Passage provided:
The withering of biblical scholarship as a mature and growing academic discipline may not be imminent, but it is conceivable. Without careful forethought and deliberate choices to nurture our shared discipline, current trends toward the overuse of contingent faculty could threaten the stability of the institutions and practices that sustain the discipline. What can be done? The AAUP, whose basic policies and goals were officially endorsed by the Association of Theological Schools in 1970 and by the SBL in 1989, has formulated specific recommendations for addressing the overuse of contingent faculty. Those who wish to "foster biblical scholarship" throughout the twenty-first century are well advised to heed these admonitions. The AAUP recommends that

  • both full- and part-time faculty appointments encompass the full range of professional responsibilities traditionally assigned to faculty members (no faculty members should be consigned to a "teaching only" role);
  • both full- and part-time faculty "demonstrate their competence and accomplishments in their respective fields" through peer-review;
  • all full-time faculty be offered the opportunity to acquire tenure after a probationary period of not more than seven years and that all part-time faculty, "after an appropriate opportunity for successive reviews and reappointments, should have assurance of continuing employment" and the protection of due process in order to ensure academic freedom;
  • all faculty be allowed to participate in the governance of and curricular decisions regarding the university with representation from part-time faculty being proportional to their respective teaching responsibilities.

Dataset records:
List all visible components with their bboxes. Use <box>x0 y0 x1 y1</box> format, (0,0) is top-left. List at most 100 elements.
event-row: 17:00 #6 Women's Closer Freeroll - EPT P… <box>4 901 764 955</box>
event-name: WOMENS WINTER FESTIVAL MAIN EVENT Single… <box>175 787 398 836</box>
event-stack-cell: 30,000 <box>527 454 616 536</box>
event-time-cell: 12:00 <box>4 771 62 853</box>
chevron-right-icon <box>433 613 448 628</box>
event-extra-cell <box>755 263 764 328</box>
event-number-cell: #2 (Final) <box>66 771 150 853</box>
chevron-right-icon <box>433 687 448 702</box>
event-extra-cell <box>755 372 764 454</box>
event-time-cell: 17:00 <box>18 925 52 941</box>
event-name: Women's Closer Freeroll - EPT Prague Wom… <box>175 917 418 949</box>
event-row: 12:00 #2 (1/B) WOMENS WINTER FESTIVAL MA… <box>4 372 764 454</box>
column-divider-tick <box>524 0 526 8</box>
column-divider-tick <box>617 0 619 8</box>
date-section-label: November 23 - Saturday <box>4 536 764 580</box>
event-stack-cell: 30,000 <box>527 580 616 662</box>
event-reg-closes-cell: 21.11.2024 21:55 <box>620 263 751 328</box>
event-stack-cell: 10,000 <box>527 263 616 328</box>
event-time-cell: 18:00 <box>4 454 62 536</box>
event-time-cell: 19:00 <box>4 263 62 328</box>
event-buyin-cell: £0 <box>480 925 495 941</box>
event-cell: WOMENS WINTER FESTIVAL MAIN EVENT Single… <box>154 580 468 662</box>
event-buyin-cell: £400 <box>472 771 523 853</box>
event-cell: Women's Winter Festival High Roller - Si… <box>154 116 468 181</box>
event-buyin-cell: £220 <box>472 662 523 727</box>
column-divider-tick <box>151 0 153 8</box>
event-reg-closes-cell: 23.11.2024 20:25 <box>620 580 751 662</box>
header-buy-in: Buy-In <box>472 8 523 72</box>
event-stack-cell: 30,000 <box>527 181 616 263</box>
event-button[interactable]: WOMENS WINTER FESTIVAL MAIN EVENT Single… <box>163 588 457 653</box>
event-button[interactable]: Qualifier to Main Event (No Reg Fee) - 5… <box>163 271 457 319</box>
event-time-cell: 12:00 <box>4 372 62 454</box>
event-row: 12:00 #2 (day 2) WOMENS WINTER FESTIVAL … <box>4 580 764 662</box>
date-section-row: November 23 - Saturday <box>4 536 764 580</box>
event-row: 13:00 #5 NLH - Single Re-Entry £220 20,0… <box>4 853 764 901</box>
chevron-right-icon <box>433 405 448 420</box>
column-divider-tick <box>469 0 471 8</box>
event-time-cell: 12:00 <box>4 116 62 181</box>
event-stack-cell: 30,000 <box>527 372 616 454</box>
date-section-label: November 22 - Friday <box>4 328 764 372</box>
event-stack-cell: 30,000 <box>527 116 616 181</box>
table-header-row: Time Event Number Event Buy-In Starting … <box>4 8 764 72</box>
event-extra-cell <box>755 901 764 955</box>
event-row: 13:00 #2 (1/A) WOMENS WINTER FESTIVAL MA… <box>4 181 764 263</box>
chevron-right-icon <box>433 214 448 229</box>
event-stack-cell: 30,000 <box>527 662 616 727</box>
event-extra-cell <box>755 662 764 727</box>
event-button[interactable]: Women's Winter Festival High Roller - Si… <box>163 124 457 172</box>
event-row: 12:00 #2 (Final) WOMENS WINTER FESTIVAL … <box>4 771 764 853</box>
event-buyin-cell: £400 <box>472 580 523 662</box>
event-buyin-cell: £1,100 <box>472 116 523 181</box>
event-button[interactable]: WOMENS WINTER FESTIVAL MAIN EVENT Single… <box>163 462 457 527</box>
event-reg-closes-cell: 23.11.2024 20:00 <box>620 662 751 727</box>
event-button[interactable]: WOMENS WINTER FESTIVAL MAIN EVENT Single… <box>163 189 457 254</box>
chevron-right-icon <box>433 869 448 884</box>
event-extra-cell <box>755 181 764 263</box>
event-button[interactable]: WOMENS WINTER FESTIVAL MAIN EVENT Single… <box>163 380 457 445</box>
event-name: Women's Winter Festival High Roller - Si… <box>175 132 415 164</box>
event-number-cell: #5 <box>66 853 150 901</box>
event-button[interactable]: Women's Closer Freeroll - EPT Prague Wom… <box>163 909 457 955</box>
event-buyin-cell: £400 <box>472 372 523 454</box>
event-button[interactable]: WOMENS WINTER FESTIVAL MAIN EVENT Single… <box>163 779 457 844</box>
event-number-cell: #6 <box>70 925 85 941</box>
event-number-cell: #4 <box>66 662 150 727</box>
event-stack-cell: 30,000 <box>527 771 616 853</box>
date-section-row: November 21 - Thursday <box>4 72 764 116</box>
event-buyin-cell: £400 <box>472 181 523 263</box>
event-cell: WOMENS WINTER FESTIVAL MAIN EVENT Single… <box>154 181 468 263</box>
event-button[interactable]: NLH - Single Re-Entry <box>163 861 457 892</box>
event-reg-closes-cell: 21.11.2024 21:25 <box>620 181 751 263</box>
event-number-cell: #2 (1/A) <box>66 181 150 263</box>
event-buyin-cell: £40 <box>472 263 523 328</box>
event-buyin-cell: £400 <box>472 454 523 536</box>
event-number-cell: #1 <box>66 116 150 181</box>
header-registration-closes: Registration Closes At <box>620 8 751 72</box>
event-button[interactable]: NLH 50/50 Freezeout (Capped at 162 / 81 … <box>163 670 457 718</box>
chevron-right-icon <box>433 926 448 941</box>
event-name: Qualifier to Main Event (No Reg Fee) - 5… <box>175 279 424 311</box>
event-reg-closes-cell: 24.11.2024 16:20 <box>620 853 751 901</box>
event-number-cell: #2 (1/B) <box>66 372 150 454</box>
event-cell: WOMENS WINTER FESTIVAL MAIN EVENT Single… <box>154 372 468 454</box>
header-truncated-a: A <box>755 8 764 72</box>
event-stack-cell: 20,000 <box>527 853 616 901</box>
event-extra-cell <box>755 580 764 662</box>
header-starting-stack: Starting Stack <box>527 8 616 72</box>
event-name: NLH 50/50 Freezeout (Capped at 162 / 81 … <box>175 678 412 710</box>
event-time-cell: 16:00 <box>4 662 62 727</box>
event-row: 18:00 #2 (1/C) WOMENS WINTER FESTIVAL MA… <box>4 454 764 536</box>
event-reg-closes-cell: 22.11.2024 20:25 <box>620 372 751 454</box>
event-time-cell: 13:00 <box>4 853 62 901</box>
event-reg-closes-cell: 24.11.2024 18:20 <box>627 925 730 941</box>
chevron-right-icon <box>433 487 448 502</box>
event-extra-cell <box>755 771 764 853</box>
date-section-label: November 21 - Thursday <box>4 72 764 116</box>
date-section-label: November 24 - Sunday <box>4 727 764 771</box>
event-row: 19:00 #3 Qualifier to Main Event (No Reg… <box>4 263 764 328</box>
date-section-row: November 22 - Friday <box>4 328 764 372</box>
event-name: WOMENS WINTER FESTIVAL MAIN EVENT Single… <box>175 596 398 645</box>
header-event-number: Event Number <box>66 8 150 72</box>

Activity:
Answer these questions from the passage on contingent faculty:
1. In what year did the SBL endorse the AAUP's basic policies and goals?
2. What is the longest probationary period after which the AAUP recommends that full-time faculty be offered the opportunity to acquire tenure?
3. According to the AAUP, what should determine the representation of part-time faculty in university governance?

Exercise result:
1. 1989.
2. Not more than seven years.
3. It should be proportional to their respective teaching responsibilities.